— Begin PROVIDED INFORMATION —
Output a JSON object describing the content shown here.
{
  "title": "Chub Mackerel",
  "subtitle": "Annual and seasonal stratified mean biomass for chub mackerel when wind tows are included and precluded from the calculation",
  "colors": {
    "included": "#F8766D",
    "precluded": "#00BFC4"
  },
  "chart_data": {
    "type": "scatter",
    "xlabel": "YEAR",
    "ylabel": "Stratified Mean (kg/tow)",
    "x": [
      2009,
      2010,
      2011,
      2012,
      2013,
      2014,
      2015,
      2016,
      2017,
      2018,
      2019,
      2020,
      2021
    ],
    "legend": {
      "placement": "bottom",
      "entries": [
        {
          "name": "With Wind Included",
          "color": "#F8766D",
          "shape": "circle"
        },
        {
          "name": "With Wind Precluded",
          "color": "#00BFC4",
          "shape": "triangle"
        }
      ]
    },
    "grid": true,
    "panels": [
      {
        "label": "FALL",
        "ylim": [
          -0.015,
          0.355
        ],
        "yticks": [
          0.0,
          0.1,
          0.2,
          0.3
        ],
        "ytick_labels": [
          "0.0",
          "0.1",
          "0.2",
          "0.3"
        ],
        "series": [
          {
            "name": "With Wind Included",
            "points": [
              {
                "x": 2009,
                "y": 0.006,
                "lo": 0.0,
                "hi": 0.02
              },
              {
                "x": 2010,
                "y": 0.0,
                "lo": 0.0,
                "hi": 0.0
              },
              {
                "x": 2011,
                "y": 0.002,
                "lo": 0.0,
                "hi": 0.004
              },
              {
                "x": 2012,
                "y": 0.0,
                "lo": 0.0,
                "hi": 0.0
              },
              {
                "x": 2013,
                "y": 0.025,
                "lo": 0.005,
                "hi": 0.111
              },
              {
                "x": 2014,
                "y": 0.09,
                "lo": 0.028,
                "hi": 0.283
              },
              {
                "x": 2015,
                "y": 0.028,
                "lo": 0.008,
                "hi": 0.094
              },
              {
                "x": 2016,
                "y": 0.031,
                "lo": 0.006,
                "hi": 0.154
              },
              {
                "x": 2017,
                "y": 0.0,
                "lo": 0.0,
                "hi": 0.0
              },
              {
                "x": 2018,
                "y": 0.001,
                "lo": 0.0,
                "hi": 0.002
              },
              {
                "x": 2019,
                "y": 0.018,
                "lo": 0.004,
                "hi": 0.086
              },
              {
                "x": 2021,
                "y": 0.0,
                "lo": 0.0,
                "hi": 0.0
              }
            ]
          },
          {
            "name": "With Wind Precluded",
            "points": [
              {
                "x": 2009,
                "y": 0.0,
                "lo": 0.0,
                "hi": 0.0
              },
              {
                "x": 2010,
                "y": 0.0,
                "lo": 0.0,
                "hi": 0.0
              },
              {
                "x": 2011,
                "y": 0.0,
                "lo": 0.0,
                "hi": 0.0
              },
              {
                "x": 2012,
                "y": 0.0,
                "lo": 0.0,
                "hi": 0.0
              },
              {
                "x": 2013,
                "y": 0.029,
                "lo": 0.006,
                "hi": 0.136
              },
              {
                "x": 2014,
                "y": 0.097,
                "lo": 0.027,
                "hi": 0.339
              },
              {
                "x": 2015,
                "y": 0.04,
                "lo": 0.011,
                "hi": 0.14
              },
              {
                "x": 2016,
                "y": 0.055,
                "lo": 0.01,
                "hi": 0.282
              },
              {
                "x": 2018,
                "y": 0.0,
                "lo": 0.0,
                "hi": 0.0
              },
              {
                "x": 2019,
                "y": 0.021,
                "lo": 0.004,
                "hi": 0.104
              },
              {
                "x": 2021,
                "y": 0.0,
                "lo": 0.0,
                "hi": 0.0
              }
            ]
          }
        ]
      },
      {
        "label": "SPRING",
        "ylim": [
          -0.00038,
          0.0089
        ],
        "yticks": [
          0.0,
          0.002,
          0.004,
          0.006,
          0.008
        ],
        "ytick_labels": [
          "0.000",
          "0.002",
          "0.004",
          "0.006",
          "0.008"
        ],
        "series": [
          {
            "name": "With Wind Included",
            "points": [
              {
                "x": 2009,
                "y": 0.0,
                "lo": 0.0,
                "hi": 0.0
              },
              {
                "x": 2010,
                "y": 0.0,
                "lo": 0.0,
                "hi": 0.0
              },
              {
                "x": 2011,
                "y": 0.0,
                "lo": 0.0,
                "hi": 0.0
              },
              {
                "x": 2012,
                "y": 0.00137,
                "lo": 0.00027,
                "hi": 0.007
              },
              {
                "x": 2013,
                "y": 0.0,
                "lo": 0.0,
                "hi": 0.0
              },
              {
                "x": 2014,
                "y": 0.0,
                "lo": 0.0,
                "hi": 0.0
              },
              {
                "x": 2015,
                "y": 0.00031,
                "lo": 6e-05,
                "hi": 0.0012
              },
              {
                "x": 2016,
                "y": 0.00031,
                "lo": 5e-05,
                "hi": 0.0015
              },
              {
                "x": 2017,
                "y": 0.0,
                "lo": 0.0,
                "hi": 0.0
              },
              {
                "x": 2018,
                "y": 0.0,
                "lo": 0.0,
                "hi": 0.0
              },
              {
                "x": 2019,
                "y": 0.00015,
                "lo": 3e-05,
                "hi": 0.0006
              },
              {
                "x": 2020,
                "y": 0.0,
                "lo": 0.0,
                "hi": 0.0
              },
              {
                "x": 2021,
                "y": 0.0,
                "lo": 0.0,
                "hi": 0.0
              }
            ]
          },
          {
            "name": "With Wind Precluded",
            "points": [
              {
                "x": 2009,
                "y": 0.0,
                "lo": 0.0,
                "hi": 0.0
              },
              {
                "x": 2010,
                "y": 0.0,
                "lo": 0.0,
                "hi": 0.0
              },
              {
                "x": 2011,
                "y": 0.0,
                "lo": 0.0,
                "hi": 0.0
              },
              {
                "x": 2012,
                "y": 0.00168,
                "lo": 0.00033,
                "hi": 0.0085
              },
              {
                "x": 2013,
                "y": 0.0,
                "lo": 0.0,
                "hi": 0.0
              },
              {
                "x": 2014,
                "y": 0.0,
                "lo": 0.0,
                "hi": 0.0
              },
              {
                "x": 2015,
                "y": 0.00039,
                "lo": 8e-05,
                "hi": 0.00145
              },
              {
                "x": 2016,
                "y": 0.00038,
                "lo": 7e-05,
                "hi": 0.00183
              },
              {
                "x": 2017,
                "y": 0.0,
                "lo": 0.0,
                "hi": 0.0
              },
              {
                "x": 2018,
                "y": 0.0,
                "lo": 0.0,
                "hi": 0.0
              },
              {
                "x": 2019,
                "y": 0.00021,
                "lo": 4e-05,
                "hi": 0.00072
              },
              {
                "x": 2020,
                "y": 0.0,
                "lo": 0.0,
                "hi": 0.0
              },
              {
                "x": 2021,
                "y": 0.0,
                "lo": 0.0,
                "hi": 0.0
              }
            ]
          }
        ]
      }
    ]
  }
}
— End PROVIDED INFORMATION —
WHAT THE TASK REQUIRES ▸ Output the full listing exactly as it stands.

SOLUTION TO THE PROBLEM ▸
Output a JSON object describing the content shown here.
{
  "title": "Chub Mackerel",
  "subtitle": "Annual and seasonal stratified mean biomass for chub mackerel when wind tows are included and precluded from the calculation",
  "colors": {
    "included": "#F8766D",
    "precluded": "#00BFC4"
  },
  "chart_data": {
    "type": "scatter",
    "xlabel": "YEAR",
    "ylabel": "Stratified Mean (kg/tow)",
    "x": [
      2009,
      2010,
      2011,
      2012,
      2013,
      2014,
      2015,
      2016,
      2017,
      2018,
      2019,
      2020,
      2021
    ],
    "legend": {
      "placement": "bottom",
      "entries": [
        {
          "name": "With Wind Included",
          "color": "#F8766D",
          "shape": "circle"
        },
        {
          "name": "With Wind Precluded",
          "color": "#00BFC4",
          "shape": "triangle"
        }
      ]
    },
    "grid": true,
    "panels": [
      {
        "label": "FALL",
        "ylim": [
          -0.015,
          0.355
        ],
        "yticks": [
          0.0,
          0.1,
          0.2,
          0.3
        ],
        "ytick_labels": [
          "0.0",
          "0.1",
          "0.2",
          "0.3"
        ],
        "series": [
          {
            "name": "With Wind Included",
            "points": [
              {
                "x": 2009,
                "y": 0.006,
                "lo": 0.0,
                "hi": 0.02
              },
              {
                "x": 2010,
                "y": 0.0,
                "lo": 0.0,
                "hi": 0.0
              },
              {
                "x": 2011,
                "y": 0.002,
                "lo": 0.0,
                "hi": 0.004
              },
              {
                "x": 2012,
                "y": 0.0,
                "lo": 0.0,
                "hi": 0.0
              },
              {
                "x": 2013,
                "y": 0.025,
                "lo": 0.005,
                "hi": 0.111
              },
              {
                "x": 2014,
                "y": 0.09,
                "lo": 0.028,
                "hi": 0.283
              },
              {
                "x": 2015,
                "y": 0.028,
                "lo": 0.008,
                "hi": 0.094
              },
              {
                "x": 2016,
                "y": 0.031,
                "lo": 0.006,
                "hi": 0.154
              },
              {
                "x": 2017,
                "y": 0.0,
                "lo": 0.0,
                "hi": 0.0
              },
              {
                "x": 2018,
                "y": 0.001,
                "lo": 0.0,
                "hi": 0.002
              },
              {
                "x": 2019,
                "y": 0.018,
                "lo": 0.004,
                "hi": 0.086
              },
              {
                "x": 2021,
                "y": 0.0,
                "lo": 0.0,
                "hi": 0.0
              }
            ]
          },
          {
            "name": "With Wind Precluded",
            "points": [
              {
                "x": 2009,
                "y": 0.0,
                "lo": 0.0,
                "hi": 0.0
              },
              {
                "x": 2010,
                "y": 0.0,
                "lo": 0.0,
                "hi": 0.0
              },
              {
                "x": 2011,
                "y": 0.0,
                "lo": 0.0,
                "hi": 0.0
              },
              {
                "x": 2012,
                "y": 0.0,
                "lo": 0.0,
                "hi": 0.0
              },
              {
                "x": 2013,
                "y": 0.029,
                "lo": 0.006,
                "hi": 0.136
              },
              {
                "x": 2014,
                "y": 0.097,
                "lo": 0.027,
                "hi": 0.339
              },
              {
                "x": 2015,
                "y": 0.04,
                "lo": 0.011,
                "hi": 0.14
              },
              {
                "x": 2016,
                "y": 0.055,
                "lo": 0.01,
                "hi": 0.282
              },
              {
                "x": 2018,
                "y": 0.0,
                "lo": 0.0,
                "hi": 0.0
              },
              {
                "x": 2019,
                "y": 0.021,
                "lo": 0.004,
                "hi": 0.104
              },
              {
                "x": 2021,
                "y": 0.0,
                "lo": 0.0,
                "hi": 0.0
              }
            ]
          }
        ]
      },
      {
        "label": "SPRING",
        "ylim": [
          -0.00038,
          0.0089
        ],
        "yticks": [
          0.0,
          0.002,
          0.004,
          0.006,
          0.008
        ],
        "ytick_labels": [
          "0.000",
          "0.002",
          "0.004",
          "0.006",
          "0.008"
        ],
        "series": [
          {
            "name": "With Wind Included",
            "points": [
              {
                "x": 2009,
                "y": 0.0,
                "lo": 0.0,
                "hi": 0.0
              },
              {
                "x": 2010,
                "y": 0.0,
                "lo": 0.0,
                "hi": 0.0
              },
              {
                "x": 2011,
                "y": 0.0,
                "lo": 0.0,
                "hi": 0.0
              },
              {
                "x": 2012,
                "y": 0.00137,
                "lo": 0.00027,
                "hi": 0.007
              },
              {
                "x": 2013,
                "y": 0.0,
                "lo": 0.0,
                "hi": 0.0
              },
              {
                "x": 2014,
                "y": 0.0,
                "lo": 0.0,
                "hi": 0.0
              },
              {
                "x": 2015,
                "y": 0.00031,
                "lo": 6e-05,
                "hi": 0.0012
              },
              {
                "x": 2016,
                "y": 0.00031,
                "lo": 5e-05,
                "hi": 0.0015
              },
              {
                "x": 2017,
                "y": 0.0,
                "lo": 0.0,
                "hi": 0.0
              },
              {
                "x": 2018,
                "y": 0.0,
                "lo": 0.0,
                "hi": 0.0
              },
              {
                "x": 2019,
                "y": 0.00015,
                "lo": 3e-05,
                "hi": 0.0006
              },
              {
                "x": 2020,
                "y": 0.0,
                "lo": 0.0,
                "hi": 0.0
              },
              {
                "x": 2021,
                "y": 0.0,
                "lo": 0.0,
                "hi": 0.0
              }
            ]
          },
          {
            "name": "With Wind Precluded",
            "points": [
              {
                "x": 2009,
                "y": 0.0,
                "lo": 0.0,
                "hi": 0.0
              },
              {
                "x": 2010,
                "y": 0.0,
                "lo": 0.0,
                "hi": 0.0
              },
              {
                "x": 2011,
                "y": 0.0,
                "lo": 0.0,
                "hi": 0.0
              },
              {
                "x": 2012,
                "y": 0.00168,
                "lo": 0.00033,
                "hi": 0.0085
              },
              {
                "x": 2013,
                "y": 0.0,
                "lo": 0.0,
                "hi": 0.0
              },
              {
                "x": 2014,
                "y": 0.0,
                "lo": 0.0,
                "hi": 0.0
              },
              {
                "x": 2015,
                "y": 0.00039,
                "lo": 8e-05,
                "hi": 0.00145
              },
              {
                "x": 2016,
                "y": 0.00038,
                "lo": 7e-05,
                "hi": 0.00183
              },
              {
                "x": 2017,
                "y": 0.0,
                "lo": 0.0,
                "hi": 0.0
              },
              {
                "x": 2018,
                "y": 0.0,
                "lo": 0.0,
                "hi": 0.0
              },
              {
                "x": 2019,
                "y": 0.00021,
                "lo": 4e-05,
                "hi": 0.00072
              },
              {
                "x": 2020,
                "y": 0.0,
                "lo": 0.0,
                "hi": 0.0
              },
              {
                "x": 2021,
                "y": 0.0,
                "lo": 0.0,
                "hi": 0.0
              }
            ]
          }
        ]
      }
    ]
  }
}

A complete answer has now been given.